--- SOURCE EXCERPT ---

Re: [PATCH net-next 14/16] idpf: add support for XDP on Rx

Posted by Maciej Fijalkowski 2 months ago

On Wed, Mar 05, 2025 at 05:21:30PM +0100, Alexander Lobakin wrote:
> Use libeth XDP infra to support running XDP program on Rx polling.
> This includes all of the possible verdicts/actions.
> XDP Tx queues are cleaned only in "lazy" mode when there are less than
> 1/4 free descriptors left on the ring. libeth helper macros to define
> driver-specific XDP functions make sure the compiler could uninline
> them when needed.
> Use __LIBETH_WORD_ACCESS to parse descriptors more efficiently when
> applicable. It really gives some good boosts and code size reduction
> on x86_64.
> 
> Co-developed-by: Michal Kubiak <michal.kubiak@intel.com>
> Signed-off-by: Michal Kubiak <michal.kubiak@intel.com>
> Signed-off-by: Alexander Lobakin <aleksander.lobakin@intel.com>
> ---
>  drivers/net/ethernet/intel/idpf/idpf_txrx.h |   4 +-
>  drivers/net/ethernet/intel/idpf/xdp.h       | 100 ++++++++++++-
>  drivers/net/ethernet/intel/idpf/idpf_lib.c  |   2 +
>  drivers/net/ethernet/intel/idpf/idpf_txrx.c |  23 +--
>  drivers/net/ethernet/intel/idpf/xdp.c       | 155 +++++++++++++++++++-
>  5 files changed, 264 insertions(+), 20 deletions(-)
> 
> diff --git a/drivers/net/ethernet/intel/idpf/idpf_txrx.h b/drivers/net/ethernet/intel/idpf/idpf_txrx.h
> index e36c55baf23f..5d62074c94b1 100644
> --- a/drivers/net/ethernet/intel/idpf/idpf_txrx.h
> +++ b/drivers/net/ethernet/intel/idpf/idpf_txrx.h
> @@ -684,8 +684,8 @@ struct idpf_tx_queue {
>  	__cacheline_group_end_aligned(read_mostly);
>  
>  	__cacheline_group_begin_aligned(read_write);
> -	u16 next_to_use;
> -	u16 next_to_clean;
> +	u32 next_to_use;
> +	u32 next_to_clean;
>  
>  	union {
>  		struct {
> diff --git a/drivers/net/ethernet/intel/idpf/xdp.h b/drivers/net/ethernet/intel/idpf/xdp.h
> index a72a7638a6ea..fde85528a315 100644
> --- a/drivers/net/ethernet/intel/idpf/xdp.h
> +++ b/drivers/net/ethernet/intel/idpf/xdp.h
> @@ -4,12 +4,9 @@
>  #ifndef _IDPF_XDP_H_
>  #define _IDPF_XDP_H_
>  
> -#include <linux/types.h>
> +#include <net/libeth/xdp.h>
>  
> -struct bpf_prog;
> -struct idpf_vport;
> -struct net_device;
> -struct netdev_bpf;
> +#include "idpf_txrx.h"

---

**STATED EXERCISE A:**
Please answer these from the XDP patch excerpt above, one answer per line:
(i) Under what condition are XDP Tx queues cleaned?
(ii) How many files does the patch change, with how many insertions and deletions?
(iii) In idpf_txrx.h, what type do next_to_use and next_to_clean change from and to?
**STATED EXERCISE B:** Translate this sentence from the XDP patch excerpt into Spanish: "Use libeth XDP infra to support running XDP program on Rx polling."

--- DATA ---

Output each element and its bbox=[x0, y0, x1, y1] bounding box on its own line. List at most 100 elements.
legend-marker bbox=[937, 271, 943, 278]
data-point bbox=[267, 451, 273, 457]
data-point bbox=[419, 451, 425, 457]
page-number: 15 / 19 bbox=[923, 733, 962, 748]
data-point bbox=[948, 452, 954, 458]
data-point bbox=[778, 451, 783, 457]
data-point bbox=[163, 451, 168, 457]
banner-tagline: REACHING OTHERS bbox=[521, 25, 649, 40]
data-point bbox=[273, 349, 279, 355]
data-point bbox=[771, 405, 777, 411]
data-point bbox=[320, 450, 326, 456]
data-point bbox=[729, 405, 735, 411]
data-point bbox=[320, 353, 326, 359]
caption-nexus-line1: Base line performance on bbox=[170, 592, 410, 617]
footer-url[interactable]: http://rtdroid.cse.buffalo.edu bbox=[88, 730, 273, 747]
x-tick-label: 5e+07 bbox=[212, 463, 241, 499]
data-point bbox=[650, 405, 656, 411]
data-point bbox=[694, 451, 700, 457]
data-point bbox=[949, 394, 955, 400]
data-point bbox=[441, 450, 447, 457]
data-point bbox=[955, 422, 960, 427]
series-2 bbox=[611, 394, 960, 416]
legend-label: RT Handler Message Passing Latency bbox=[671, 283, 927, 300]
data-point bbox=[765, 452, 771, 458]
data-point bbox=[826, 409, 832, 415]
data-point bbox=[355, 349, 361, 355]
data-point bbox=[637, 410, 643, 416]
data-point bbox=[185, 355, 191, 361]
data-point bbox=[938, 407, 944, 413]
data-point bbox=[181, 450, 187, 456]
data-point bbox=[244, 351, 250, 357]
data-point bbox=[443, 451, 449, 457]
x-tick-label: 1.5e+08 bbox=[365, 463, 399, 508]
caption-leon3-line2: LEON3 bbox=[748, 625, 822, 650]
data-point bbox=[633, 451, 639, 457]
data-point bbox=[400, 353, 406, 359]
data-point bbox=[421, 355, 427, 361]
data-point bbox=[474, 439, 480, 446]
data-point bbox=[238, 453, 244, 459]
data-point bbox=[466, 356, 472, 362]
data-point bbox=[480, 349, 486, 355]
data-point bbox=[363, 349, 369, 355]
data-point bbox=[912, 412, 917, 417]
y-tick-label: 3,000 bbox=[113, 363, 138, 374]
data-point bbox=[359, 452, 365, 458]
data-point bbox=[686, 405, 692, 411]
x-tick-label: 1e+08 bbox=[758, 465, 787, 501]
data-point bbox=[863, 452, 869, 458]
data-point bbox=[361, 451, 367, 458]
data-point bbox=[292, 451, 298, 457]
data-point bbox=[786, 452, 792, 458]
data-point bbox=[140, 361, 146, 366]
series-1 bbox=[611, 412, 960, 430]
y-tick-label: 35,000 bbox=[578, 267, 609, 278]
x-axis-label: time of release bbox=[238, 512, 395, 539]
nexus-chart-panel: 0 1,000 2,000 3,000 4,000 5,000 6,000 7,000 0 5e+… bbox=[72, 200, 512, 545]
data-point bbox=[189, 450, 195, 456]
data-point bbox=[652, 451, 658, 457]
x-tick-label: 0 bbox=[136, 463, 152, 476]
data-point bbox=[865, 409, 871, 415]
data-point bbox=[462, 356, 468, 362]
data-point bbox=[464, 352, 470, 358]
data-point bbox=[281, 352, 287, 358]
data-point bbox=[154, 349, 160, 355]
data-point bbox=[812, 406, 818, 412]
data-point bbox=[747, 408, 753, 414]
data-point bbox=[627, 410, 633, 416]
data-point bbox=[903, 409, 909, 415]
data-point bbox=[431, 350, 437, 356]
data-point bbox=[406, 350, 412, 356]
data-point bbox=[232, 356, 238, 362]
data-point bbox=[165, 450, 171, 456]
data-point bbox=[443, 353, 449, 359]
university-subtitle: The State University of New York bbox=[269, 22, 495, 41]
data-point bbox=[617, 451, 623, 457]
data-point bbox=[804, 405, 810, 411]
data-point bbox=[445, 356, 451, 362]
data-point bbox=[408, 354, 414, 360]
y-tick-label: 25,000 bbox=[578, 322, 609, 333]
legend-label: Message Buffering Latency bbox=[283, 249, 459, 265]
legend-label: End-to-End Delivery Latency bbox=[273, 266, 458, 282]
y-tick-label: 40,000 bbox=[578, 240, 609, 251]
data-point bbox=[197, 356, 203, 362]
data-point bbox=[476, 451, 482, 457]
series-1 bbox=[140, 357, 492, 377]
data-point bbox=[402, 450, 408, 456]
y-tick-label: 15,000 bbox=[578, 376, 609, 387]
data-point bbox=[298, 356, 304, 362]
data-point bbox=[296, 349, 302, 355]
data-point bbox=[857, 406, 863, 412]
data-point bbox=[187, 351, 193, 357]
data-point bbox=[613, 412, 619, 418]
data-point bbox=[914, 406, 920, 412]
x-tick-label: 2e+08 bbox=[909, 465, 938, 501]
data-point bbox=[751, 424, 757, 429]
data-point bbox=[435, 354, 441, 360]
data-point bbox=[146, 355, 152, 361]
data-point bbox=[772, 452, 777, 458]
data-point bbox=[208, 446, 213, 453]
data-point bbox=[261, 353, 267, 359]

---

**WRITTEN RESPONSE A:**
(i) Only in "lazy" mode, when there are less than 1/4 free descriptors left on the ring.
(ii) 5 files, with 264 insertions and 20 deletions.
(iii) From u16 to u32.

**WRITTEN RESPONSE B:** Usar la infraestructura XDP de libeth para admitir la ejecución del programa XDP durante el sondeo de Rx.